==== PROVIDED RECORDS
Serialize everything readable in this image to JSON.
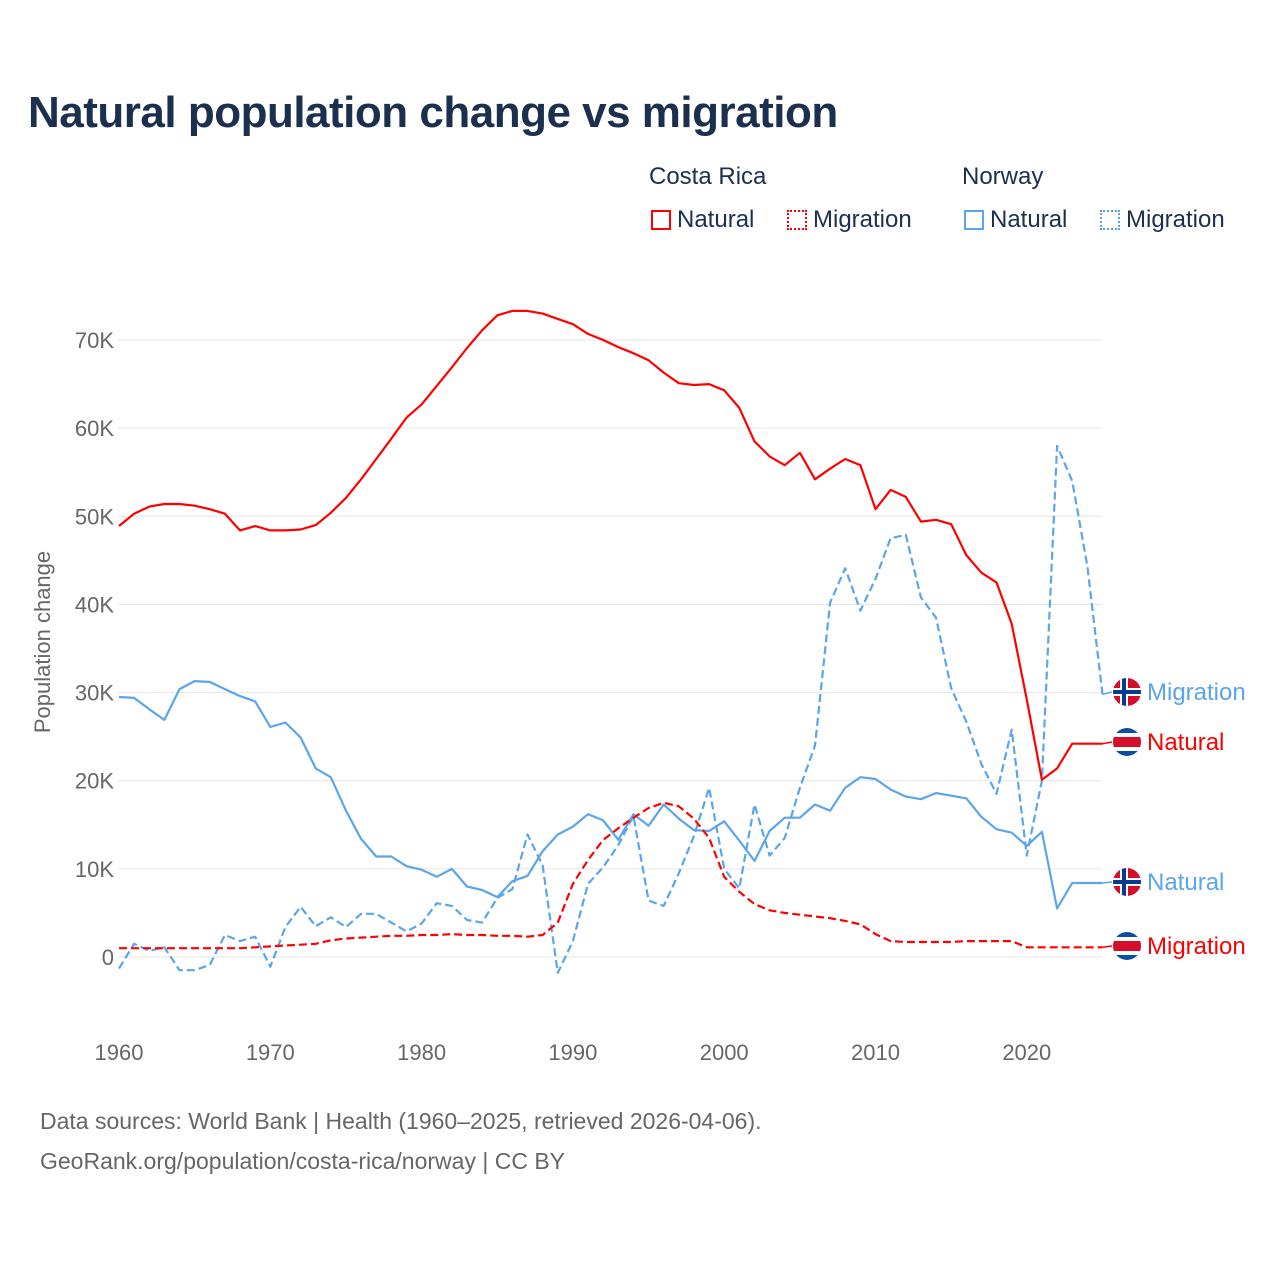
{
  "title": "Natural population change vs migration",
  "legend": {
    "groups": [
      {
        "name": "Costa Rica",
        "items": [
          {
            "label": "Natural",
            "style": "solid",
            "color": "#ff0000"
          },
          {
            "label": "Migration",
            "style": "dotted",
            "color": "#ff0000"
          }
        ]
      },
      {
        "name": "Norway",
        "items": [
          {
            "label": "Natural",
            "style": "solid",
            "color": "#5aa5ec"
          },
          {
            "label": "Migration",
            "style": "dotted",
            "color": "#5aa5ec"
          }
        ]
      }
    ]
  },
  "footer": {
    "line1": "Data sources: World Bank | Health (1960–2025, retrieved 2026-04-06).",
    "line2": "GeoRank.org/population/costa-rica/norway | CC BY"
  },
  "chart_data": {
    "type": "line",
    "title": "Natural population change vs migration",
    "xlabel": "",
    "ylabel": "Population change",
    "xlim": [
      1960,
      2025
    ],
    "ylim": [
      -3000,
      75000
    ],
    "x_ticks": [
      1960,
      1970,
      1980,
      1990,
      2000,
      2010,
      2020
    ],
    "x_tick_labels": [
      "1960",
      "1970",
      "1980",
      "1990",
      "2000",
      "2010",
      "2020"
    ],
    "y_ticks": [
      0,
      10000,
      20000,
      30000,
      40000,
      50000,
      60000,
      70000
    ],
    "y_tick_labels": [
      "0",
      "10K",
      "20K",
      "30K",
      "40K",
      "50K",
      "60K",
      "70K"
    ],
    "grid": true,
    "legend_position": "top-right",
    "x_start": 1960,
    "series": [
      {
        "name": "Costa Rica Natural",
        "country": "Costa Rica",
        "end_label": "Natural",
        "flag": "costa-rica",
        "color": "#ff0000",
        "dashed": false,
        "values": [
          48900,
          50300,
          51100,
          51400,
          51400,
          51200,
          50800,
          50300,
          48400,
          48900,
          48400,
          48400,
          48500,
          49000,
          50400,
          52100,
          54200,
          56500,
          58800,
          61200,
          62700,
          64800,
          66900,
          69100,
          71100,
          72800,
          73300,
          73300,
          73000,
          72400,
          71800,
          70700,
          70000,
          69200,
          68500,
          67700,
          66300,
          65100,
          64900,
          65000,
          64300,
          62300,
          58500,
          56800,
          55800,
          57200,
          54200,
          55400,
          56500,
          55800,
          50800,
          53000,
          52200,
          49400,
          49600,
          49100,
          45600,
          43600,
          42500,
          37800,
          29200,
          20100,
          21400,
          24200,
          24200,
          24200
        ]
      },
      {
        "name": "Costa Rica Migration",
        "country": "Costa Rica",
        "end_label": "Migration",
        "flag": "costa-rica",
        "color": "#ff0000",
        "dashed": true,
        "values": [
          1000,
          1000,
          1000,
          1000,
          1000,
          1000,
          1000,
          1000,
          1000,
          1100,
          1200,
          1300,
          1400,
          1500,
          1900,
          2100,
          2200,
          2300,
          2400,
          2400,
          2500,
          2500,
          2600,
          2500,
          2500,
          2400,
          2400,
          2300,
          2500,
          3900,
          8300,
          11000,
          13300,
          14600,
          15800,
          16900,
          17500,
          17100,
          15700,
          13500,
          9100,
          7400,
          6000,
          5300,
          5000,
          4800,
          4600,
          4400,
          4100,
          3700,
          2600,
          1800,
          1700,
          1700,
          1700,
          1700,
          1800,
          1800,
          1800,
          1800,
          1100,
          1100,
          1100,
          1100,
          1100,
          1100
        ]
      },
      {
        "name": "Norway Natural",
        "country": "Norway",
        "end_label": "Natural",
        "flag": "norway",
        "color": "#5aa5ec",
        "dashed": false,
        "values": [
          29500,
          29400,
          28100,
          26900,
          30400,
          31300,
          31200,
          30400,
          29600,
          29000,
          26100,
          26600,
          24900,
          21400,
          20400,
          16600,
          13400,
          11400,
          11400,
          10300,
          9900,
          9100,
          10000,
          8000,
          7600,
          6800,
          8600,
          9200,
          12000,
          13900,
          14800,
          16200,
          15500,
          13300,
          16200,
          14900,
          17300,
          15700,
          14400,
          14300,
          15400,
          13200,
          10900,
          14300,
          15800,
          15800,
          17300,
          16600,
          19200,
          20400,
          20200,
          19000,
          18200,
          17900,
          18600,
          18300,
          18000,
          15900,
          14500,
          14100,
          12600,
          14200,
          5500,
          8400,
          8400,
          8400
        ]
      },
      {
        "name": "Norway Migration",
        "country": "Norway",
        "end_label": "Migration",
        "flag": "norway",
        "color": "#5aa5ec",
        "dashed": true,
        "values": [
          -1300,
          1500,
          700,
          1100,
          -1500,
          -1500,
          -900,
          2500,
          1800,
          2300,
          -1100,
          3400,
          5700,
          3500,
          4500,
          3400,
          4900,
          4900,
          3900,
          2900,
          3800,
          6100,
          5800,
          4200,
          3900,
          6700,
          7700,
          13900,
          10400,
          -1800,
          1800,
          8300,
          10200,
          12700,
          16000,
          6400,
          5800,
          9500,
          13700,
          19200,
          10000,
          7800,
          17300,
          11500,
          13500,
          19200,
          24000,
          40200,
          44100,
          39300,
          42900,
          47500,
          47900,
          40800,
          38500,
          30500,
          26700,
          21900,
          18500,
          25800,
          11500,
          20000,
          58000,
          54000,
          44400,
          29800
        ]
      }
    ]
  }
}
========
Without including any pictures, please restate all the records exactly.

Serialize everything readable in this image to JSON.
{
  "title": "Natural population change vs migration",
  "legend": {
    "groups": [
      {
        "name": "Costa Rica",
        "items": [
          {
            "label": "Natural",
            "style": "solid",
            "color": "#ff0000"
          },
          {
            "label": "Migration",
            "style": "dotted",
            "color": "#ff0000"
          }
        ]
      },
      {
        "name": "Norway",
        "items": [
          {
            "label": "Natural",
            "style": "solid",
            "color": "#5aa5ec"
          },
          {
            "label": "Migration",
            "style": "dotted",
            "color": "#5aa5ec"
          }
        ]
      }
    ]
  },
  "footer": {
    "line1": "Data sources: World Bank | Health (1960–2025, retrieved 2026-04-06).",
    "line2": "GeoRank.org/population/costa-rica/norway | CC BY"
  },
  "chart_data": {
    "type": "line",
    "title": "Natural population change vs migration",
    "xlabel": "",
    "ylabel": "Population change",
    "xlim": [
      1960,
      2025
    ],
    "ylim": [
      -3000,
      75000
    ],
    "x_ticks": [
      1960,
      1970,
      1980,
      1990,
      2000,
      2010,
      2020
    ],
    "x_tick_labels": [
      "1960",
      "1970",
      "1980",
      "1990",
      "2000",
      "2010",
      "2020"
    ],
    "y_ticks": [
      0,
      10000,
      20000,
      30000,
      40000,
      50000,
      60000,
      70000
    ],
    "y_tick_labels": [
      "0",
      "10K",
      "20K",
      "30K",
      "40K",
      "50K",
      "60K",
      "70K"
    ],
    "grid": true,
    "legend_position": "top-right",
    "x_start": 1960,
    "series": [
      {
        "name": "Costa Rica Natural",
        "country": "Costa Rica",
        "end_label": "Natural",
        "flag": "costa-rica",
        "color": "#ff0000",
        "dashed": false,
        "values": [
          48900,
          50300,
          51100,
          51400,
          51400,
          51200,
          50800,
          50300,
          48400,
          48900,
          48400,
          48400,
          48500,
          49000,
          50400,
          52100,
          54200,
          56500,
          58800,
          61200,
          62700,
          64800,
          66900,
          69100,
          71100,
          72800,
          73300,
          73300,
          73000,
          72400,
          71800,
          70700,
          70000,
          69200,
          68500,
          67700,
          66300,
          65100,
          64900,
          65000,
          64300,
          62300,
          58500,
          56800,
          55800,
          57200,
          54200,
          55400,
          56500,
          55800,
          50800,
          53000,
          52200,
          49400,
          49600,
          49100,
          45600,
          43600,
          42500,
          37800,
          29200,
          20100,
          21400,
          24200,
          24200,
          24200
        ]
      },
      {
        "name": "Costa Rica Migration",
        "country": "Costa Rica",
        "end_label": "Migration",
        "flag": "costa-rica",
        "color": "#ff0000",
        "dashed": true,
        "values": [
          1000,
          1000,
          1000,
          1000,
          1000,
          1000,
          1000,
          1000,
          1000,
          1100,
          1200,
          1300,
          1400,
          1500,
          1900,
          2100,
          2200,
          2300,
          2400,
          2400,
          2500,
          2500,
          2600,
          2500,
          2500,
          2400,
          2400,
          2300,
          2500,
          3900,
          8300,
          11000,
          13300,
          14600,
          15800,
          16900,
          17500,
          17100,
          15700,
          13500,
          9100,
          7400,
          6000,
          5300,
          5000,
          4800,
          4600,
          4400,
          4100,
          3700,
          2600,
          1800,
          1700,
          1700,
          1700,
          1700,
          1800,
          1800,
          1800,
          1800,
          1100,
          1100,
          1100,
          1100,
          1100,
          1100
        ]
      },
      {
        "name": "Norway Natural",
        "country": "Norway",
        "end_label": "Natural",
        "flag": "norway",
        "color": "#5aa5ec",
        "dashed": false,
        "values": [
          29500,
          29400,
          28100,
          26900,
          30400,
          31300,
          31200,
          30400,
          29600,
          29000,
          26100,
          26600,
          24900,
          21400,
          20400,
          16600,
          13400,
          11400,
          11400,
          10300,
          9900,
          9100,
          10000,
          8000,
          7600,
          6800,
          8600,
          9200,
          12000,
          13900,
          14800,
          16200,
          15500,
          13300,
          16200,
          14900,
          17300,
          15700,
          14400,
          14300,
          15400,
          13200,
          10900,
          14300,
          15800,
          15800,
          17300,
          16600,
          19200,
          20400,
          20200,
          19000,
          18200,
          17900,
          18600,
          18300,
          18000,
          15900,
          14500,
          14100,
          12600,
          14200,
          5500,
          8400,
          8400,
          8400
        ]
      },
      {
        "name": "Norway Migration",
        "country": "Norway",
        "end_label": "Migration",
        "flag": "norway",
        "color": "#5aa5ec",
        "dashed": true,
        "values": [
          -1300,
          1500,
          700,
          1100,
          -1500,
          -1500,
          -900,
          2500,
          1800,
          2300,
          -1100,
          3400,
          5700,
          3500,
          4500,
          3400,
          4900,
          4900,
          3900,
          2900,
          3800,
          6100,
          5800,
          4200,
          3900,
          6700,
          7700,
          13900,
          10400,
          -1800,
          1800,
          8300,
          10200,
          12700,
          16000,
          6400,
          5800,
          9500,
          13700,
          19200,
          10000,
          7800,
          17300,
          11500,
          13500,
          19200,
          24000,
          40200,
          44100,
          39300,
          42900,
          47500,
          47900,
          40800,
          38500,
          30500,
          26700,
          21900,
          18500,
          25800,
          11500,
          20000,
          58000,
          54000,
          44400,
          29800
        ]
      }
    ]
  }
}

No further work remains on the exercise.